» **TASK DESCRIPTION**:
Quote the data below in full, minus the images.

» **AVAILABLE RECORDS**:
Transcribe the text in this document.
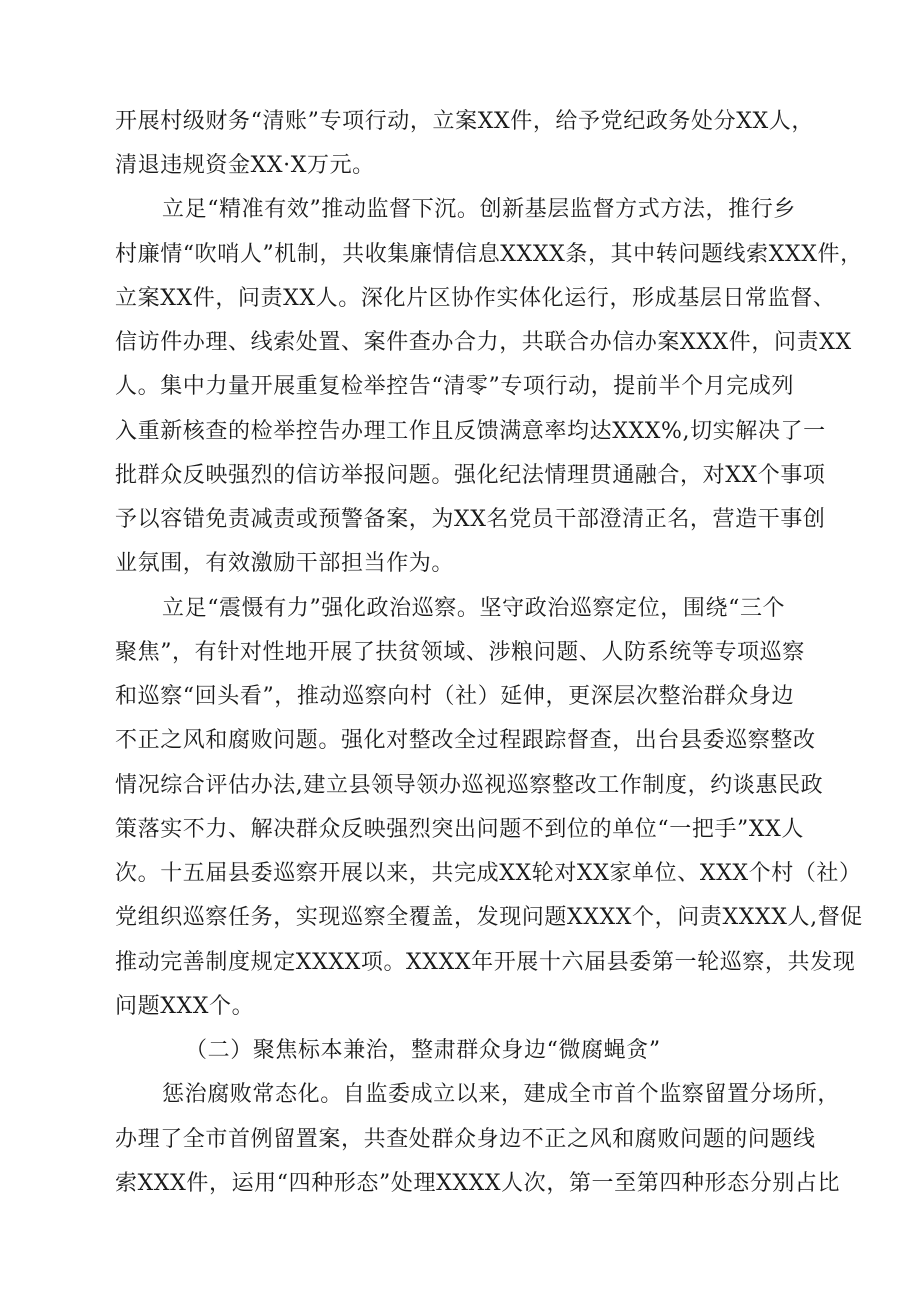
开展村级财务“清账”专项行动，立案XX件，给予党纪政务处分XX人，
清退违规资金XX·X万元。
立足“精准有效”推动监督下沉。创新基层监督方式方法，推行乡
村廉情“吹哨人”机制，共收集廉情信息XXXX条，其中转问题线索XXX件，
立案XX件，问责XX人。深化片区协作实体化运行，形成基层日常监督、
信访件办理、线索处置、案件查办合力，共联合办信办案XXX件，问责XX
人。集中力量开展重复检举控告“清零”专项行动，提前半个月完成列
入重新核查的检举控告办理工作且反馈满意率均达XXX%,切实解决了一
批群众反映强烈的信访举报问题。强化纪法情理贯通融合，对XX个事项
予以容错免责减责或预警备案，为XX名党员干部澄清正名，营造干事创
业氛围，有效激励干部担当作为。
立足“震慑有力”强化政治巡察。坚守政治巡察定位，围绕“三个
聚焦”，有针对性地开展了扶贫领域、涉粮问题、人防系统等专项巡察
和巡察“回头看”，推动巡察向村（社）延伸，更深层次整治群众身边
不正之风和腐败问题。强化对整改全过程跟踪督查，出台县委巡察整改
情况综合评估办法,建立县领导领办巡视巡察整改工作制度，约谈惠民政
策落实不力、解决群众反映强烈突出问题不到位的单位“一把手”XX人
次。十五届县委巡察开展以来，共完成XX轮对XX家单位、XXX个村（社）
党组织巡察任务，实现巡察全覆盖，发现问题XXXX个，问责XXXX人,督促
推动完善制度规定XXXX项。XXXX年开展十六届县委第一轮巡察，共发现
问题XXX个。
（二）聚焦标本兼治，整肃群众身边“微腐蝇贪”
惩治腐败常态化。自监委成立以来，建成全市首个监察留置分场所，
办理了全市首例留置案，共查处群众身边不正之风和腐败问题的问题线
索XXX件，运用“四种形态”处理XXXX人次，第一至第四种形态分别占比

» **ANSWER**:
Transcribe the text in this document.
开展村级财务“清账”专项行动，立案XX件，给予党纪政务处分XX人，
清退违规资金XX·X万元。
立足“精准有效”推动监督下沉。创新基层监督方式方法，推行乡
村廉情“吹哨人”机制，共收集廉情信息XXXX条，其中转问题线索XXX件，
立案XX件，问责XX人。深化片区协作实体化运行，形成基层日常监督、
信访件办理、线索处置、案件查办合力，共联合办信办案XXX件，问责XX
人。集中力量开展重复检举控告“清零”专项行动，提前半个月完成列
入重新核查的检举控告办理工作且反馈满意率均达XXX%,切实解决了一
批群众反映强烈的信访举报问题。强化纪法情理贯通融合，对XX个事项
予以容错免责减责或预警备案，为XX名党员干部澄清正名，营造干事创
业氛围，有效激励干部担当作为。
立足“震慑有力”强化政治巡察。坚守政治巡察定位，围绕“三个
聚焦”，有针对性地开展了扶贫领域、涉粮问题、人防系统等专项巡察
和巡察“回头看”，推动巡察向村（社）延伸，更深层次整治群众身边
不正之风和腐败问题。强化对整改全过程跟踪督查，出台县委巡察整改
情况综合评估办法,建立县领导领办巡视巡察整改工作制度，约谈惠民政
策落实不力、解决群众反映强烈突出问题不到位的单位“一把手”XX人
次。十五届县委巡察开展以来，共完成XX轮对XX家单位、XXX个村（社）
党组织巡察任务，实现巡察全覆盖，发现问题XXXX个，问责XXXX人,督促
推动完善制度规定XXXX项。XXXX年开展十六届县委第一轮巡察，共发现
问题XXX个。
（二）聚焦标本兼治，整肃群众身边“微腐蝇贪”
惩治腐败常态化。自监委成立以来，建成全市首个监察留置分场所，
办理了全市首例留置案，共查处群众身边不正之风和腐败问题的问题线
索XXX件，运用“四种形态”处理XXXX人次，第一至第四种形态分别占比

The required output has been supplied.